[begin Data supplied]

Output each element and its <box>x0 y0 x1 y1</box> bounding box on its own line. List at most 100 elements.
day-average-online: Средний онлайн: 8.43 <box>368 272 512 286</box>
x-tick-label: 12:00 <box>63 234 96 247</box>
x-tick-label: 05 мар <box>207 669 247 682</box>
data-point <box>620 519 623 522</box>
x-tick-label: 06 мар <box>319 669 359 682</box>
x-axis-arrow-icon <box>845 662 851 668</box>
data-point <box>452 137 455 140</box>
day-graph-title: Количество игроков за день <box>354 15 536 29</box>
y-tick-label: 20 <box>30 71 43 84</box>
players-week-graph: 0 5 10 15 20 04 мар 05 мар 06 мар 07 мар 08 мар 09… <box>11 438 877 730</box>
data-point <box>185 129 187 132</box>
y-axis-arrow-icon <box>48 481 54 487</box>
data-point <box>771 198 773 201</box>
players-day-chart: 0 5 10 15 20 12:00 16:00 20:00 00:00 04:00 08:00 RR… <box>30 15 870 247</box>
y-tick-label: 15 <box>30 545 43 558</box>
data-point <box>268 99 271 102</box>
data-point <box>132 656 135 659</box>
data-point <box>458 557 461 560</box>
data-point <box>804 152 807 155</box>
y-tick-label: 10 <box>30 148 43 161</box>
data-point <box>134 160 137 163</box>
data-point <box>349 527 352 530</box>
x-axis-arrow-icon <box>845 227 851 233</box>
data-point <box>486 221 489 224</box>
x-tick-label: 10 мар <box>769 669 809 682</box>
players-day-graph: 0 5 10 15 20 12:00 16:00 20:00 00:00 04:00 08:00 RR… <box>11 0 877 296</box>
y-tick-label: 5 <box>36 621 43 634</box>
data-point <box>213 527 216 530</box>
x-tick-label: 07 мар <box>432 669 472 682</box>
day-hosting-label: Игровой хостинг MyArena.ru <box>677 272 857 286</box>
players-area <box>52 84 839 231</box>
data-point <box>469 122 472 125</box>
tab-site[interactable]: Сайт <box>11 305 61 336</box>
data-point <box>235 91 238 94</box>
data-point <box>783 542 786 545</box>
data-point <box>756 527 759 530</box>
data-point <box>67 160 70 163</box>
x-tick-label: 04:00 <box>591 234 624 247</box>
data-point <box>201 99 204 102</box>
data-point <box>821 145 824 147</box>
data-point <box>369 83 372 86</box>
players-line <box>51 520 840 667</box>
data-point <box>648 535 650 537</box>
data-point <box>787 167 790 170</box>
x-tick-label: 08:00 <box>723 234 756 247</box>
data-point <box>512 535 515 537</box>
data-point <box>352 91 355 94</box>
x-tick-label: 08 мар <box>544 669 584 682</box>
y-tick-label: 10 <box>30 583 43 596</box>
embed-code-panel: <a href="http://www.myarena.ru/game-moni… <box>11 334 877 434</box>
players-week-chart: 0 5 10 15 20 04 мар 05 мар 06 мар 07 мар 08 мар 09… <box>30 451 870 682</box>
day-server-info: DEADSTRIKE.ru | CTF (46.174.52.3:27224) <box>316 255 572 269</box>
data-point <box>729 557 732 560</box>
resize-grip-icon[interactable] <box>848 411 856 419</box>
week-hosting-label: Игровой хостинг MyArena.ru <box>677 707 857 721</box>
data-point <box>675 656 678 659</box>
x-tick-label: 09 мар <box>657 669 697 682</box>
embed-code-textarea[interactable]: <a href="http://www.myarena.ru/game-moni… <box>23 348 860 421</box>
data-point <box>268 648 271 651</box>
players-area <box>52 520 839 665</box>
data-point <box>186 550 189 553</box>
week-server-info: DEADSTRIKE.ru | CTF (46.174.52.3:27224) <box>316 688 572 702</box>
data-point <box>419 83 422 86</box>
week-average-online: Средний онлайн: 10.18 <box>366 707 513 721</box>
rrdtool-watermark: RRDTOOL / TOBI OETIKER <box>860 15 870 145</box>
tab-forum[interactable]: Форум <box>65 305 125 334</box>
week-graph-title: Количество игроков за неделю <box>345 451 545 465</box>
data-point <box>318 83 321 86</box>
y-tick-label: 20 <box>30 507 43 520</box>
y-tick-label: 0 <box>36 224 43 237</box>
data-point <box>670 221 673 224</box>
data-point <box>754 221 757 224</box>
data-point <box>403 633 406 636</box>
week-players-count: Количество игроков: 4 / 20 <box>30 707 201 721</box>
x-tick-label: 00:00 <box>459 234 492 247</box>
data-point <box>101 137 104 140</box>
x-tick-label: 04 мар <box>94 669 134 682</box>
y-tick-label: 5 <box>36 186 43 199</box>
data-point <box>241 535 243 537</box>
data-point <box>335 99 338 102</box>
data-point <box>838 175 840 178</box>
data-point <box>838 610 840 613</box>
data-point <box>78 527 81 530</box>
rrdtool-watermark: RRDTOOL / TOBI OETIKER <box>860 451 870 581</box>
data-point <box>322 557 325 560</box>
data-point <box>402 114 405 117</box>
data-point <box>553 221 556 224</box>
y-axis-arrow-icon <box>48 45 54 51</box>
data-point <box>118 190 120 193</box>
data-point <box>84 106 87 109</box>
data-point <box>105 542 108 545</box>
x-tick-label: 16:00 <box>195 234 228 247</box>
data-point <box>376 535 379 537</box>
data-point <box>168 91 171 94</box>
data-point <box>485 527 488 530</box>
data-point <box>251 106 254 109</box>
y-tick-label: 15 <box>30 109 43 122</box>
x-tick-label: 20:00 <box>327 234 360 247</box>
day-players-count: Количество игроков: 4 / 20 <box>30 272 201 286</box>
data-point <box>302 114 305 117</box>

[end Data supplied]

Objective:
Reproduce every line of the listing above without changing anything.

Final result:
Output each element and its <box>x0 y0 x1 y1</box> bounding box on its own line. List at most 100 elements.
day-average-online: Средний онлайн: 8.43 <box>368 272 512 286</box>
x-tick-label: 12:00 <box>63 234 96 247</box>
x-tick-label: 05 мар <box>207 669 247 682</box>
data-point <box>620 519 623 522</box>
x-tick-label: 06 мар <box>319 669 359 682</box>
x-axis-arrow-icon <box>845 662 851 668</box>
data-point <box>452 137 455 140</box>
day-graph-title: Количество игроков за день <box>354 15 536 29</box>
y-tick-label: 20 <box>30 71 43 84</box>
players-week-graph: 0 5 10 15 20 04 мар 05 мар 06 мар 07 мар 08 мар 09… <box>11 438 877 730</box>
data-point <box>185 129 187 132</box>
y-axis-arrow-icon <box>48 481 54 487</box>
data-point <box>771 198 773 201</box>
players-day-chart: 0 5 10 15 20 12:00 16:00 20:00 00:00 04:00 08:00 RR… <box>30 15 870 247</box>
y-tick-label: 15 <box>30 545 43 558</box>
data-point <box>268 99 271 102</box>
data-point <box>132 656 135 659</box>
data-point <box>458 557 461 560</box>
data-point <box>804 152 807 155</box>
y-tick-label: 10 <box>30 148 43 161</box>
data-point <box>134 160 137 163</box>
data-point <box>349 527 352 530</box>
x-axis-arrow-icon <box>845 227 851 233</box>
data-point <box>486 221 489 224</box>
x-tick-label: 10 мар <box>769 669 809 682</box>
players-day-graph: 0 5 10 15 20 12:00 16:00 20:00 00:00 04:00 08:00 RR… <box>11 0 877 296</box>
y-tick-label: 5 <box>36 621 43 634</box>
data-point <box>213 527 216 530</box>
x-tick-label: 07 мар <box>432 669 472 682</box>
day-hosting-label: Игровой хостинг MyArena.ru <box>677 272 857 286</box>
players-area <box>52 84 839 231</box>
data-point <box>469 122 472 125</box>
tab-site[interactable]: Сайт <box>11 305 61 336</box>
data-point <box>235 91 238 94</box>
data-point <box>783 542 786 545</box>
data-point <box>756 527 759 530</box>
data-point <box>67 160 70 163</box>
x-tick-label: 04:00 <box>591 234 624 247</box>
data-point <box>201 99 204 102</box>
data-point <box>821 145 824 147</box>
data-point <box>369 83 372 86</box>
players-line <box>51 520 840 667</box>
data-point <box>648 535 650 537</box>
data-point <box>787 167 790 170</box>
x-tick-label: 08:00 <box>723 234 756 247</box>
data-point <box>512 535 515 537</box>
data-point <box>352 91 355 94</box>
x-tick-label: 08 мар <box>544 669 584 682</box>
y-tick-label: 10 <box>30 583 43 596</box>
embed-code-panel: <a href="http://www.myarena.ru/game-moni… <box>11 334 877 434</box>
players-week-chart: 0 5 10 15 20 04 мар 05 мар 06 мар 07 мар 08 мар 09… <box>30 451 870 682</box>
day-server-info: DEADSTRIKE.ru | CTF (46.174.52.3:27224) <box>316 255 572 269</box>
data-point <box>729 557 732 560</box>
resize-grip-icon[interactable] <box>848 411 856 419</box>
week-hosting-label: Игровой хостинг MyArena.ru <box>677 707 857 721</box>
data-point <box>675 656 678 659</box>
x-tick-label: 09 мар <box>657 669 697 682</box>
embed-code-textarea[interactable]: <a href="http://www.myarena.ru/game-moni… <box>23 348 860 421</box>
data-point <box>268 648 271 651</box>
players-area <box>52 520 839 665</box>
data-point <box>186 550 189 553</box>
week-server-info: DEADSTRIKE.ru | CTF (46.174.52.3:27224) <box>316 688 572 702</box>
data-point <box>419 83 422 86</box>
week-average-online: Средний онлайн: 10.18 <box>366 707 513 721</box>
rrdtool-watermark: RRDTOOL / TOBI OETIKER <box>860 15 870 145</box>
tab-forum[interactable]: Форум <box>65 305 125 334</box>
week-graph-title: Количество игроков за неделю <box>345 451 545 465</box>
data-point <box>318 83 321 86</box>
y-tick-label: 20 <box>30 507 43 520</box>
y-tick-label: 0 <box>36 224 43 237</box>
data-point <box>670 221 673 224</box>
data-point <box>754 221 757 224</box>
data-point <box>403 633 406 636</box>
week-players-count: Количество игроков: 4 / 20 <box>30 707 201 721</box>
x-tick-label: 00:00 <box>459 234 492 247</box>
data-point <box>101 137 104 140</box>
x-tick-label: 04 мар <box>94 669 134 682</box>
y-tick-label: 5 <box>36 186 43 199</box>
data-point <box>241 535 243 537</box>
data-point <box>335 99 338 102</box>
data-point <box>838 175 840 178</box>
data-point <box>838 610 840 613</box>
data-point <box>78 527 81 530</box>
rrdtool-watermark: RRDTOOL / TOBI OETIKER <box>860 451 870 581</box>
data-point <box>322 557 325 560</box>
data-point <box>402 114 405 117</box>
data-point <box>553 221 556 224</box>
y-axis-arrow-icon <box>48 45 54 51</box>
data-point <box>118 190 120 193</box>
data-point <box>84 106 87 109</box>
data-point <box>105 542 108 545</box>
x-tick-label: 16:00 <box>195 234 228 247</box>
data-point <box>376 535 379 537</box>
data-point <box>168 91 171 94</box>
data-point <box>485 527 488 530</box>
data-point <box>251 106 254 109</box>
y-tick-label: 15 <box>30 109 43 122</box>
x-tick-label: 20:00 <box>327 234 360 247</box>
day-players-count: Количество игроков: 4 / 20 <box>30 272 201 286</box>
data-point <box>302 114 305 117</box>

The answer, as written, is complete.